## start Data extract
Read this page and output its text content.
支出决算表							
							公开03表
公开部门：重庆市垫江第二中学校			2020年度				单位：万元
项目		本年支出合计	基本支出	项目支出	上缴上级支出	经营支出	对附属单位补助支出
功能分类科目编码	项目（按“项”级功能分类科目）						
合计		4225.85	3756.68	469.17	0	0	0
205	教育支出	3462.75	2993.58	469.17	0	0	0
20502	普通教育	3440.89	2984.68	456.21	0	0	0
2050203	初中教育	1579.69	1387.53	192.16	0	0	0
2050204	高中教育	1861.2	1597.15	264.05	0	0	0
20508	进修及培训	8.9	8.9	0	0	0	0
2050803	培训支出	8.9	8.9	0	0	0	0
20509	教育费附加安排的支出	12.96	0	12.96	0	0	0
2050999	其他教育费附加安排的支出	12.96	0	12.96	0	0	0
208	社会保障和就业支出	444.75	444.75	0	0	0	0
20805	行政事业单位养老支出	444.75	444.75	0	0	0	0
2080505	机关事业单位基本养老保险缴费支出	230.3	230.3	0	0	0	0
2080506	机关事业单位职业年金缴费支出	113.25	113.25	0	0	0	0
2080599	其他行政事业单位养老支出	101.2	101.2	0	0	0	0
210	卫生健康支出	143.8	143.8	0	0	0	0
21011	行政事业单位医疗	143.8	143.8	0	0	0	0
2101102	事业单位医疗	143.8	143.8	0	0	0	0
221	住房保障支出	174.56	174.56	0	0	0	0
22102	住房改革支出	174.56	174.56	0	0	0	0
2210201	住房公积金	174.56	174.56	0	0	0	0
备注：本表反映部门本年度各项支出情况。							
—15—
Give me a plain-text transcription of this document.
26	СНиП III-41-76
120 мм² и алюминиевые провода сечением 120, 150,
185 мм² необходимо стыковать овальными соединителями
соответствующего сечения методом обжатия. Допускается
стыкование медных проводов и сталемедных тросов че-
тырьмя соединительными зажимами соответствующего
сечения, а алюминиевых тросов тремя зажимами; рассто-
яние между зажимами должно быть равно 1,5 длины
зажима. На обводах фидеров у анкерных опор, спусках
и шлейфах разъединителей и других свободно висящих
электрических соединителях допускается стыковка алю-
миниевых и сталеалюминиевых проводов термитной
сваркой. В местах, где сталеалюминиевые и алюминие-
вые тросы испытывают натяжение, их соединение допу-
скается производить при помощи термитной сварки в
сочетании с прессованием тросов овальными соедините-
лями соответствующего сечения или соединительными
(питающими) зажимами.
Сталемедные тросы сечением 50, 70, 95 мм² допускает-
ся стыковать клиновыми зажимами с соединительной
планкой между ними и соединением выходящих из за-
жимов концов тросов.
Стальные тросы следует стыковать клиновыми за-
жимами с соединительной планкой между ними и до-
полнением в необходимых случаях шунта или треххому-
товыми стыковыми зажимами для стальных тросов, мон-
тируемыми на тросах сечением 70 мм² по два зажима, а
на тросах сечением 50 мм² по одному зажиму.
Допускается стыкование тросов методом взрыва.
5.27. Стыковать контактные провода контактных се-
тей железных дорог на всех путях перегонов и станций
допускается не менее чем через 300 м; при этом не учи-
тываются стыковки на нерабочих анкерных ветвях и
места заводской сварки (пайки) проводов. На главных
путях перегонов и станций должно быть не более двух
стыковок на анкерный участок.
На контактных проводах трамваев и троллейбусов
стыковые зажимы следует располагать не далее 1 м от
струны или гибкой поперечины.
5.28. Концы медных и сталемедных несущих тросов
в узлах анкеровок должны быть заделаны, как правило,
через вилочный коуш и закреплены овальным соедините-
## end Data extract
**To do**
What count of lines in the listing contain the word "тросов"? Reply with the number only.

**Correct response**
7